TASK DESCRIPTION: Each line holding the word "Kartu" counts once; give the total and nothing more.
-- start INPUT DATA --
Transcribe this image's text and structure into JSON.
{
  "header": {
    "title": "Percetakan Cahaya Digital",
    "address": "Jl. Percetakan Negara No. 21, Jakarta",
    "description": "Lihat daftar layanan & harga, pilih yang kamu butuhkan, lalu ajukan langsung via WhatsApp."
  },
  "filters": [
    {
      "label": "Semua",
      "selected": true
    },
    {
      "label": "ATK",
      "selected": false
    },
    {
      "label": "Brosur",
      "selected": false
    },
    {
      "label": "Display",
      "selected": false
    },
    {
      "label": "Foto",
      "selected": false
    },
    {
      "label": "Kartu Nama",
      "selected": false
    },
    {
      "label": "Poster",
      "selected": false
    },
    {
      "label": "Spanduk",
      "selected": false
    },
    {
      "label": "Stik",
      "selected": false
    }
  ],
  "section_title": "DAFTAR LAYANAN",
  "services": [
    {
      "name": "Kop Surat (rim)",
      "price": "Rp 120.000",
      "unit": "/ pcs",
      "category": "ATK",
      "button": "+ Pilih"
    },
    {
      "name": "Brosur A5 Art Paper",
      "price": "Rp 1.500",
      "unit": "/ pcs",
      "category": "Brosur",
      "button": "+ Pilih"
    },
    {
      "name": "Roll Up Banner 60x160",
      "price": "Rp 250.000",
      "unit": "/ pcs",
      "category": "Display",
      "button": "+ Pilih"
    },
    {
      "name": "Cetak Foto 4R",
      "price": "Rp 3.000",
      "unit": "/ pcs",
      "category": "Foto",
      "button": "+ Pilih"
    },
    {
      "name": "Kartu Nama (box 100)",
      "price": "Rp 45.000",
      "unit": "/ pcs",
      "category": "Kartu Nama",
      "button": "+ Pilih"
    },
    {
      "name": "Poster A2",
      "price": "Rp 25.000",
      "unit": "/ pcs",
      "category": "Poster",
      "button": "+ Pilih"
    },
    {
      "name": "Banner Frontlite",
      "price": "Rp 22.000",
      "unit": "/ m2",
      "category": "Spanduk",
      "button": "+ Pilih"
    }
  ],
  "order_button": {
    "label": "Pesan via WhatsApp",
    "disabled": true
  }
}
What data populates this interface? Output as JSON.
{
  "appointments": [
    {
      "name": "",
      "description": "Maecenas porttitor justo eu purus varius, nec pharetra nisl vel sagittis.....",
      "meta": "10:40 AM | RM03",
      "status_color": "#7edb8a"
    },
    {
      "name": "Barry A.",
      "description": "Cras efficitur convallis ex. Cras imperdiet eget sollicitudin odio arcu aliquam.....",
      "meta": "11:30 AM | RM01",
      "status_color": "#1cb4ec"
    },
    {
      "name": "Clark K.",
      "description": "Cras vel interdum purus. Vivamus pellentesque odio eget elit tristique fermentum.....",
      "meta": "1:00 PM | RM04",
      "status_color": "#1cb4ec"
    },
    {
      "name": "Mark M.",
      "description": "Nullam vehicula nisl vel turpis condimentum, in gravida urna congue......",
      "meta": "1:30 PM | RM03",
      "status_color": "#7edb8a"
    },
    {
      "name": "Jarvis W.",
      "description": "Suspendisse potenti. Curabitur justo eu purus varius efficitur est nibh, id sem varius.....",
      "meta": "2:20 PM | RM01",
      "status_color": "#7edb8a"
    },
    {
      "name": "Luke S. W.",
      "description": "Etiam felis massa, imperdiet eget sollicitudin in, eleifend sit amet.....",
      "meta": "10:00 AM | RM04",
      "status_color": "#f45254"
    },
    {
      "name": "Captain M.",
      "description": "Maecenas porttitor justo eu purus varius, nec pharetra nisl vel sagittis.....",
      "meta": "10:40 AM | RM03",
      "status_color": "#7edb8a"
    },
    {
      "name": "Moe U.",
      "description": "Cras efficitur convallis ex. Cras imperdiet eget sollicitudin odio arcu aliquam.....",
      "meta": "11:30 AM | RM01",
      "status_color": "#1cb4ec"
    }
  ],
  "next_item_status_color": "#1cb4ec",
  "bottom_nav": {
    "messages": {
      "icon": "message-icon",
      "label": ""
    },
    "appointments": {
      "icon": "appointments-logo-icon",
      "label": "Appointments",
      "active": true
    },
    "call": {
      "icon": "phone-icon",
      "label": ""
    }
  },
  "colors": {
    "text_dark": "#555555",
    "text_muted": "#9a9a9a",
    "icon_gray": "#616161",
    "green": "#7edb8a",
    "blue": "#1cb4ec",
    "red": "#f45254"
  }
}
-- end INPUT DATA --
EXERCISE SOLUTION: 3